(Entries from a dataset)
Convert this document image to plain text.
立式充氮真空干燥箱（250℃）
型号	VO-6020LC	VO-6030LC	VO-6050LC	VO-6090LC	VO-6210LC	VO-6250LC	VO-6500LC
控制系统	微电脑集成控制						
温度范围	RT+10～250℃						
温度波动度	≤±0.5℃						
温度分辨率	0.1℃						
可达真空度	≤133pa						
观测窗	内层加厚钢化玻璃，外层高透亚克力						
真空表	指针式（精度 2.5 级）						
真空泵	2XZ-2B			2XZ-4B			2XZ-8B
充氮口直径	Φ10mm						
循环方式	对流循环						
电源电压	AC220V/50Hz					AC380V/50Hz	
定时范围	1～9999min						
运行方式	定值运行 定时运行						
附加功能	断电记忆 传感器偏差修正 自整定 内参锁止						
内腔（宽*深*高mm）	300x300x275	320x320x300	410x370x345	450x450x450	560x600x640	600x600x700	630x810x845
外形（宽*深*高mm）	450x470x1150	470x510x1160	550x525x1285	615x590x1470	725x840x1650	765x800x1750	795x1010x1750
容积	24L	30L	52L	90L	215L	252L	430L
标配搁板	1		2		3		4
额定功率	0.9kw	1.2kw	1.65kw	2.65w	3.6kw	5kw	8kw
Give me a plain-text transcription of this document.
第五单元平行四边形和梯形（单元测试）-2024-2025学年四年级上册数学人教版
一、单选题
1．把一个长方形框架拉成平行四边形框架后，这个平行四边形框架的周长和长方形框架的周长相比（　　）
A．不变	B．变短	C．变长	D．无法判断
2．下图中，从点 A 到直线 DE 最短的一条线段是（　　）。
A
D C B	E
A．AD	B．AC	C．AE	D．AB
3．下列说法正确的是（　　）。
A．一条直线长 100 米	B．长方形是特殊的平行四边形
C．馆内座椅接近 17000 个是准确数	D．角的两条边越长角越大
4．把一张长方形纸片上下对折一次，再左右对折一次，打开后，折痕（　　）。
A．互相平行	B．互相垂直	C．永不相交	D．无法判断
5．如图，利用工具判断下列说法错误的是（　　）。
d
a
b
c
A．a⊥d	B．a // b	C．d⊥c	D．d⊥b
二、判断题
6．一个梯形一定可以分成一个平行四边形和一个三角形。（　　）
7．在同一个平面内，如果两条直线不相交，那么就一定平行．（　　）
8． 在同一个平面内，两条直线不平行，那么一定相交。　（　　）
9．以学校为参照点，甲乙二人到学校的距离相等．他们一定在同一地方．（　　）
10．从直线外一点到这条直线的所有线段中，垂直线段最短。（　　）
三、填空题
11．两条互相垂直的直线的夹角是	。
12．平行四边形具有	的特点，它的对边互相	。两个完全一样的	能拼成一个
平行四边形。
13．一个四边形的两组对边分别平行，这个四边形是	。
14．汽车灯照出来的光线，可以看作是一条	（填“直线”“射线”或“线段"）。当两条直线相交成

_Directions for this task_.
All the entries above need to be reproduced exactly.

_Response_.
Convert this document image to plain text.
立式充氮真空干燥箱（250℃）
型号	VO-6020LC	VO-6030LC	VO-6050LC	VO-6090LC	VO-6210LC	VO-6250LC	VO-6500LC
控制系统	微电脑集成控制						
温度范围	RT+10～250℃						
温度波动度	≤±0.5℃						
温度分辨率	0.1℃						
可达真空度	≤133pa						
观测窗	内层加厚钢化玻璃，外层高透亚克力						
真空表	指针式（精度 2.5 级）						
真空泵	2XZ-2B			2XZ-4B			2XZ-8B
充氮口直径	Φ10mm						
循环方式	对流循环						
电源电压	AC220V/50Hz					AC380V/50Hz	
定时范围	1～9999min						
运行方式	定值运行 定时运行						
附加功能	断电记忆 传感器偏差修正 自整定 内参锁止						
内腔（宽*深*高mm）	300x300x275	320x320x300	410x370x345	450x450x450	560x600x640	600x600x700	630x810x845
外形（宽*深*高mm）	450x470x1150	470x510x1160	550x525x1285	615x590x1470	725x840x1650	765x800x1750	795x1010x1750
容积	24L	30L	52L	90L	215L	252L	430L
标配搁板	1		2		3		4
额定功率	0.9kw	1.2kw	1.65kw	2.65w	3.6kw	5kw	8kw
Give me a plain-text transcription of this document.
第五单元平行四边形和梯形（单元测试）-2024-2025学年四年级上册数学人教版
一、单选题
1．把一个长方形框架拉成平行四边形框架后，这个平行四边形框架的周长和长方形框架的周长相比（　　）
A．不变	B．变短	C．变长	D．无法判断
2．下图中，从点 A 到直线 DE 最短的一条线段是（　　）。
A
D C B	E
A．AD	B．AC	C．AE	D．AB
3．下列说法正确的是（　　）。
A．一条直线长 100 米	B．长方形是特殊的平行四边形
C．馆内座椅接近 17000 个是准确数	D．角的两条边越长角越大
4．把一张长方形纸片上下对折一次，再左右对折一次，打开后，折痕（　　）。
A．互相平行	B．互相垂直	C．永不相交	D．无法判断
5．如图，利用工具判断下列说法错误的是（　　）。
d
a
b
c
A．a⊥d	B．a // b	C．d⊥c	D．d⊥b
二、判断题
6．一个梯形一定可以分成一个平行四边形和一个三角形。（　　）
7．在同一个平面内，如果两条直线不相交，那么就一定平行．（　　）
8． 在同一个平面内，两条直线不平行，那么一定相交。　（　　）
9．以学校为参照点，甲乙二人到学校的距离相等．他们一定在同一地方．（　　）
10．从直线外一点到这条直线的所有线段中，垂直线段最短。（　　）
三、填空题
11．两条互相垂直的直线的夹角是	。
12．平行四边形具有	的特点，它的对边互相	。两个完全一样的	能拼成一个
平行四边形。
13．一个四边形的两组对边分别平行，这个四边形是	。
14．汽车灯照出来的光线，可以看作是一条	（填“直线”“射线”或“线段"）。当两条直线相交成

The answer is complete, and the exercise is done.